▶ _Problem to solve_
Check every line below for the word "fingers" and copy each one that has it.

▶ _Records for this task_

== == ==

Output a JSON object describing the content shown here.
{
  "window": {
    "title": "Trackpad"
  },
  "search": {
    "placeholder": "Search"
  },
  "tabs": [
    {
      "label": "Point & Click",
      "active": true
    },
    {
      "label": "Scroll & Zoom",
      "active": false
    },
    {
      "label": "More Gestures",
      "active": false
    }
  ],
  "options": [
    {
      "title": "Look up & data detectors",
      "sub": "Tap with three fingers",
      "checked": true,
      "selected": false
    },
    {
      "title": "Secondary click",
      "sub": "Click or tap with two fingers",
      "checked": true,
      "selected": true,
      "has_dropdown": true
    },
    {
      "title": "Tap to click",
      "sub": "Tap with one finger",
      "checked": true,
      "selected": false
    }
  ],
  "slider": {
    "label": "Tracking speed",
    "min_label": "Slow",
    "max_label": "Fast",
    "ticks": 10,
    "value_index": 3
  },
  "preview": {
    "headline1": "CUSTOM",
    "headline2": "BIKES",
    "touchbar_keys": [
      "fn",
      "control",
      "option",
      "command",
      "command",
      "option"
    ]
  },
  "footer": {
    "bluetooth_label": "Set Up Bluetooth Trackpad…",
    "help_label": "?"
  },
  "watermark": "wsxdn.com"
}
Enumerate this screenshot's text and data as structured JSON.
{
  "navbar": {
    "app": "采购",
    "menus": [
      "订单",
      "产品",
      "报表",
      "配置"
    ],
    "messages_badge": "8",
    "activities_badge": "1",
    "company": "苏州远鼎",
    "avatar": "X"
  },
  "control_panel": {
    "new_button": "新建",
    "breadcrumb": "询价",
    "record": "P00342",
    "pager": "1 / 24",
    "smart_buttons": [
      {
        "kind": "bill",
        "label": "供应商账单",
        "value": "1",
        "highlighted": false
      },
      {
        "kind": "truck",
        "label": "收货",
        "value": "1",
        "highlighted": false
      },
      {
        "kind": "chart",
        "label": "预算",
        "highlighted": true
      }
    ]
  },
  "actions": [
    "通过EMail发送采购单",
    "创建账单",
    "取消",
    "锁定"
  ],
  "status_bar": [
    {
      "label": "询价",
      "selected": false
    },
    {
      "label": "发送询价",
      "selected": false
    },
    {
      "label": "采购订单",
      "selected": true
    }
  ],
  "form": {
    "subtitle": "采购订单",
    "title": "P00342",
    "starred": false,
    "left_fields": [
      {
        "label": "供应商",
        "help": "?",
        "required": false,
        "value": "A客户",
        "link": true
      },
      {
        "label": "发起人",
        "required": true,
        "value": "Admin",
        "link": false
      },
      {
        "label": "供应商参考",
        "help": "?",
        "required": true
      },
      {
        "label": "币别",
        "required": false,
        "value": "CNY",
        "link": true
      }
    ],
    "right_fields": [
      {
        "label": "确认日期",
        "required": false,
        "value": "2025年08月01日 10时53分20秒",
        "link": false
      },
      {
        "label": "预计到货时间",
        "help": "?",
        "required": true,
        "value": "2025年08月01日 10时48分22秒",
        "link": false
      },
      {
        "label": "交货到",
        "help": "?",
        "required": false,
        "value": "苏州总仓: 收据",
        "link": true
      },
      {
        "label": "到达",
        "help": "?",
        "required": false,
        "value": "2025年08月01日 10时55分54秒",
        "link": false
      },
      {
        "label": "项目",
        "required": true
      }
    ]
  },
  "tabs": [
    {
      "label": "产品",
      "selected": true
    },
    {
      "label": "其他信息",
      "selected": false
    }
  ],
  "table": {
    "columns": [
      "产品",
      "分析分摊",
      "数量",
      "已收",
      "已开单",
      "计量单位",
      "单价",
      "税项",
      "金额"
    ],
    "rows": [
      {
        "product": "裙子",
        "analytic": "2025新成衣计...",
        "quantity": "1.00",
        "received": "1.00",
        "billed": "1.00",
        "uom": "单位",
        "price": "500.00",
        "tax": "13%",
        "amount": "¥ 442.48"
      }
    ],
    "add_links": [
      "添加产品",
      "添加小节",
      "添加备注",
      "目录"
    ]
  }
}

== == ==

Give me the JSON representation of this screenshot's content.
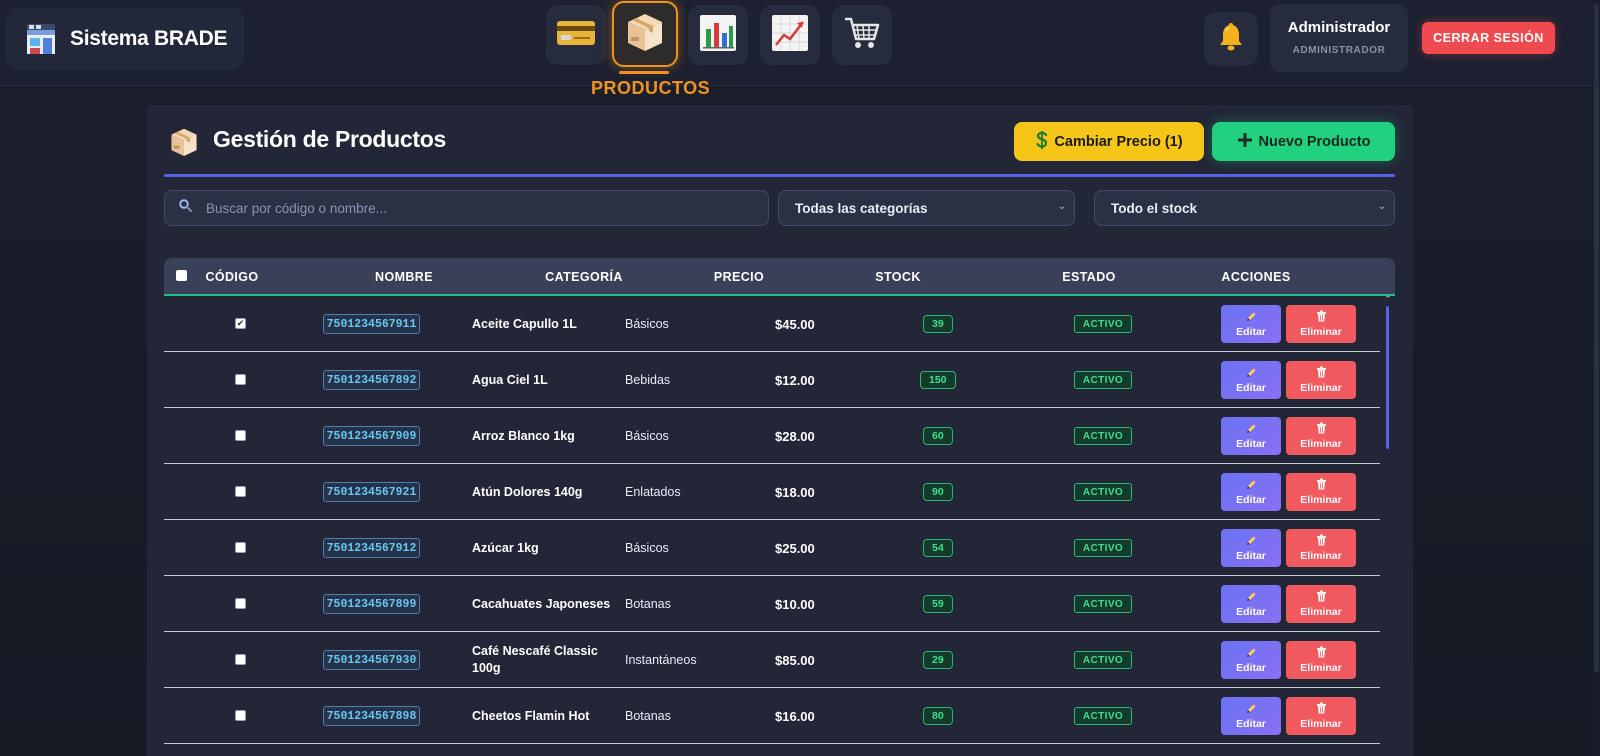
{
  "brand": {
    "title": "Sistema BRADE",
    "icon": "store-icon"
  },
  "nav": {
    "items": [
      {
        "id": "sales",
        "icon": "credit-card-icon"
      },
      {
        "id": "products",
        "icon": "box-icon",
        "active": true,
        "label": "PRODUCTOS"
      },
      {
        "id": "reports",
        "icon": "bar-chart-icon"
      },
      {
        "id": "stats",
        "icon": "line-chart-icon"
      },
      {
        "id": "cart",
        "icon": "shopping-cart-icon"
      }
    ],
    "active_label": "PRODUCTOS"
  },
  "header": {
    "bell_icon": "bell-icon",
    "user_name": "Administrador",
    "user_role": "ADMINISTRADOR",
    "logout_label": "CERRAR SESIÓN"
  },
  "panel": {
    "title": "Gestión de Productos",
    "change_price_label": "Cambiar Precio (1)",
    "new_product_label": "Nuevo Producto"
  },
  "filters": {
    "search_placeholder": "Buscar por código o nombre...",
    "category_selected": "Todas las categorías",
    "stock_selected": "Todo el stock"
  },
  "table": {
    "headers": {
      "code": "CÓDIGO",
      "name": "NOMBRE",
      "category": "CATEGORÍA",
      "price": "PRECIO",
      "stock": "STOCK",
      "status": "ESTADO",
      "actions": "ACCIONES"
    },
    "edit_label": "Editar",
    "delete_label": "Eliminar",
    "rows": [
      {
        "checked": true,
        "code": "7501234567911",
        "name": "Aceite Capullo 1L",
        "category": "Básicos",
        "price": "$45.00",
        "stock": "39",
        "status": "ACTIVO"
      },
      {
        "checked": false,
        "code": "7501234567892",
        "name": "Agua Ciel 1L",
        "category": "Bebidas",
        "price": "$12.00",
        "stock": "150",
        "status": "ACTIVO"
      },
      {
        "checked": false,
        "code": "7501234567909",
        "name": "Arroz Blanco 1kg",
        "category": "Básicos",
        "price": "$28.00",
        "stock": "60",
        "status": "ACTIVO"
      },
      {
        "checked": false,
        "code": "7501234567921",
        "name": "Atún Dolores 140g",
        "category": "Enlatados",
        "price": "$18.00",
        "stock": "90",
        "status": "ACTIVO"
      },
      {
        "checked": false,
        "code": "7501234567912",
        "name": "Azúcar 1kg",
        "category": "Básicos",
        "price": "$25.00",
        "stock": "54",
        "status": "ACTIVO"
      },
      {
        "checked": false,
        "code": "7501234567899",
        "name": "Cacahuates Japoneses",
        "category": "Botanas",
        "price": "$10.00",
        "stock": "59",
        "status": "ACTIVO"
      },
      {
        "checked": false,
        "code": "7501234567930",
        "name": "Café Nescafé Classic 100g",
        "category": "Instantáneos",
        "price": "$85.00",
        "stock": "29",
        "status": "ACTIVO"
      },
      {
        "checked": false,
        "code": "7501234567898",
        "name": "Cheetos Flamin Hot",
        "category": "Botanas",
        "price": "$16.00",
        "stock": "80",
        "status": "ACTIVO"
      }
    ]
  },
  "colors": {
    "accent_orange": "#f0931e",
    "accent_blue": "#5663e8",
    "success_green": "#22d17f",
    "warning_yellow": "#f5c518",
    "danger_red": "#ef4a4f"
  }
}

== == ==

▶ _Solution for this exercise_
      "sub": "Tap with three fingers",
      "sub": "Click or tap with two fingers",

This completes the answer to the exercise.